■ **Excerpted records**

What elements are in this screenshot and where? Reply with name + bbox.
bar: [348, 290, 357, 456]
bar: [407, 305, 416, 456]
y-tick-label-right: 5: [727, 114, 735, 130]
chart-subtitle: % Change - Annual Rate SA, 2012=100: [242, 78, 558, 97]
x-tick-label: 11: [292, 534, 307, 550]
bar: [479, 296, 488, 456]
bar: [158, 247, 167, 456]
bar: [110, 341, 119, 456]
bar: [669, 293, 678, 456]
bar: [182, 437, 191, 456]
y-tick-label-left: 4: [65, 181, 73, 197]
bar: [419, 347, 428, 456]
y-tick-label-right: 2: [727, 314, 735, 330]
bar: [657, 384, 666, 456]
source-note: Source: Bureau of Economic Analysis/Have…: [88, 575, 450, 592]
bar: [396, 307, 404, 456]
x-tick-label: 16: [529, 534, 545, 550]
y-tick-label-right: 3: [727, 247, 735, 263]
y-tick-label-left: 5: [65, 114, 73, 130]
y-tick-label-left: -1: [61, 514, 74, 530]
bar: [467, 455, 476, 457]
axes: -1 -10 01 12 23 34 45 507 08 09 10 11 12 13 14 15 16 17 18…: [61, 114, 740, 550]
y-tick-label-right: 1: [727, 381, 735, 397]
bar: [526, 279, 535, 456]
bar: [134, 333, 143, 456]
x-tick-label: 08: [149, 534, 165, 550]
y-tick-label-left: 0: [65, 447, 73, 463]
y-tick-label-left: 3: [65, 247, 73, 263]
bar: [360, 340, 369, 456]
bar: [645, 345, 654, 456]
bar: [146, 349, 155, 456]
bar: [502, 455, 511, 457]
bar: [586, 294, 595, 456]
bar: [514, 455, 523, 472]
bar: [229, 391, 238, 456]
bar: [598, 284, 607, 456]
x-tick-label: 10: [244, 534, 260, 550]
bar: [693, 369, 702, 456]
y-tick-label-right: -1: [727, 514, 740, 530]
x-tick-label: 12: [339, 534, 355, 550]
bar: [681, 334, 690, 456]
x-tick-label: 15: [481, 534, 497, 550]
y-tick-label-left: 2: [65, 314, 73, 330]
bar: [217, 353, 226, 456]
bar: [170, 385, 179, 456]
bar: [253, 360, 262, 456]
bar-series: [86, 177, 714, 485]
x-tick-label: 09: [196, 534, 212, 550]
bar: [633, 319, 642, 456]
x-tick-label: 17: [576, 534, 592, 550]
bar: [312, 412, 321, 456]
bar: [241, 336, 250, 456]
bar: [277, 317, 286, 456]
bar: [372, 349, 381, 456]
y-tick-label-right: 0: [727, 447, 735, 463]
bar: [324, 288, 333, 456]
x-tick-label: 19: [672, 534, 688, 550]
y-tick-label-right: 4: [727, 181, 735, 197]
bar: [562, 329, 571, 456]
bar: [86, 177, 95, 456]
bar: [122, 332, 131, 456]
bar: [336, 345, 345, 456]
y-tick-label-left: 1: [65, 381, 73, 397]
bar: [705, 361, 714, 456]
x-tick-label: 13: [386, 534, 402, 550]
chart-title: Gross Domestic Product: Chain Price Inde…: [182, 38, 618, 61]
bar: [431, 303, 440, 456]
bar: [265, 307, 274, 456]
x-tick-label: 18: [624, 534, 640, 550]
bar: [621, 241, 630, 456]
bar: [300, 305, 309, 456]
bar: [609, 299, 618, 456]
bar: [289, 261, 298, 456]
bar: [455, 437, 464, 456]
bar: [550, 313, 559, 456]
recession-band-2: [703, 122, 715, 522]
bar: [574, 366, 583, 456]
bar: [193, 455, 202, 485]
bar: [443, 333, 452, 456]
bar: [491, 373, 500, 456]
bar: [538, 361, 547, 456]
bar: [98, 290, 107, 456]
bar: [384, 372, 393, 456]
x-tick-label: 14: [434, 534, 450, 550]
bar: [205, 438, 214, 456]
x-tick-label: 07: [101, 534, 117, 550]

■ **What the exercise asks**
Number every line of the material above in order, omitting any blank lines.

■ **Finished task**
1. What elements are in this screenshot and where? Reply with name + bbox.
2. bar: [348, 290, 357, 456]
3. bar: [407, 305, 416, 456]
4. y-tick-label-right: 5: [727, 114, 735, 130]
5. chart-subtitle: % Change - Annual Rate SA, 2012=100: [242, 78, 558, 97]
6. x-tick-label: 11: [292, 534, 307, 550]
7. bar: [479, 296, 488, 456]
8. bar: [158, 247, 167, 456]
9. bar: [110, 341, 119, 456]
10. bar: [669, 293, 678, 456]
11. bar: [182, 437, 191, 456]
12. y-tick-label-left: 4: [65, 181, 73, 197]
13. bar: [419, 347, 428, 456]
14. y-tick-label-right: 2: [727, 314, 735, 330]
15. bar: [657, 384, 666, 456]
16. source-note: Source: Bureau of Economic Analysis/Have…: [88, 575, 450, 592]
17. bar: [396, 307, 404, 456]
18. x-tick-label: 16: [529, 534, 545, 550]
19. y-tick-label-right: 3: [727, 247, 735, 263]
20. y-tick-label-left: 5: [65, 114, 73, 130]
21. y-tick-label-left: -1: [61, 514, 74, 530]
22. bar: [467, 455, 476, 457]
23. axes: -1 -10 01 12 23 34 45 507 08 09 10 11 12 13 14 15 16 17 18…: [61, 114, 740, 550]
24. y-tick-label-right: 1: [727, 381, 735, 397]
25. bar: [526, 279, 535, 456]
26. bar: [134, 333, 143, 456]
27. x-tick-label: 08: [149, 534, 165, 550]
28. y-tick-label-left: 0: [65, 447, 73, 463]
29. y-tick-label-left: 3: [65, 247, 73, 263]
30. bar: [360, 340, 369, 456]
31. bar: [645, 345, 654, 456]
32. bar: [146, 349, 155, 456]
33. bar: [502, 455, 511, 457]
34. bar: [586, 294, 595, 456]
35. bar: [514, 455, 523, 472]
36. bar: [229, 391, 238, 456]
37. bar: [598, 284, 607, 456]
38. x-tick-label: 10: [244, 534, 260, 550]
39. bar: [693, 369, 702, 456]
40. y-tick-label-right: -1: [727, 514, 740, 530]
41. x-tick-label: 12: [339, 534, 355, 550]
42. bar: [681, 334, 690, 456]
43. x-tick-label: 15: [481, 534, 497, 550]
44. y-tick-label-left: 2: [65, 314, 73, 330]
45. bar: [217, 353, 226, 456]
46. bar: [170, 385, 179, 456]
47. bar: [253, 360, 262, 456]
48. bar-series: [86, 177, 714, 485]
49. x-tick-label: 09: [196, 534, 212, 550]
50. bar: [633, 319, 642, 456]
51. x-tick-label: 17: [576, 534, 592, 550]
52. bar: [312, 412, 321, 456]
53. bar: [241, 336, 250, 456]
54. bar: [277, 317, 286, 456]
55. bar: [372, 349, 381, 456]
56. y-tick-label-right: 0: [727, 447, 735, 463]
57. bar: [324, 288, 333, 456]
58. x-tick-label: 19: [672, 534, 688, 550]
59. y-tick-label-right: 4: [727, 181, 735, 197]
60. bar: [562, 329, 571, 456]
61. bar: [86, 177, 95, 456]
62. bar: [122, 332, 131, 456]
63. bar: [336, 345, 345, 456]
64. y-tick-label-left: 1: [65, 381, 73, 397]
65. bar: [705, 361, 714, 456]
66. x-tick-label: 13: [386, 534, 402, 550]
67. chart-title: Gross Domestic Product: Chain Price Inde…: [182, 38, 618, 61]
68. bar: [431, 303, 440, 456]
69. bar: [265, 307, 274, 456]
70. x-tick-label: 18: [624, 534, 640, 550]
71. bar: [621, 241, 630, 456]
72. bar: [300, 305, 309, 456]
73. bar: [609, 299, 618, 456]
74. bar: [289, 261, 298, 456]
75. bar: [455, 437, 464, 456]
76. bar: [550, 313, 559, 456]
77. recession-band-2: [703, 122, 715, 522]
78. bar: [574, 366, 583, 456]
79. bar: [193, 455, 202, 485]
80. bar: [443, 333, 452, 456]
81. bar: [491, 373, 500, 456]
82. bar: [538, 361, 547, 456]
83. bar: [98, 290, 107, 456]
84. bar: [384, 372, 393, 456]
85. x-tick-label: 14: [434, 534, 450, 550]
86. bar: [205, 438, 214, 456]
87. x-tick-label: 07: [101, 534, 117, 550]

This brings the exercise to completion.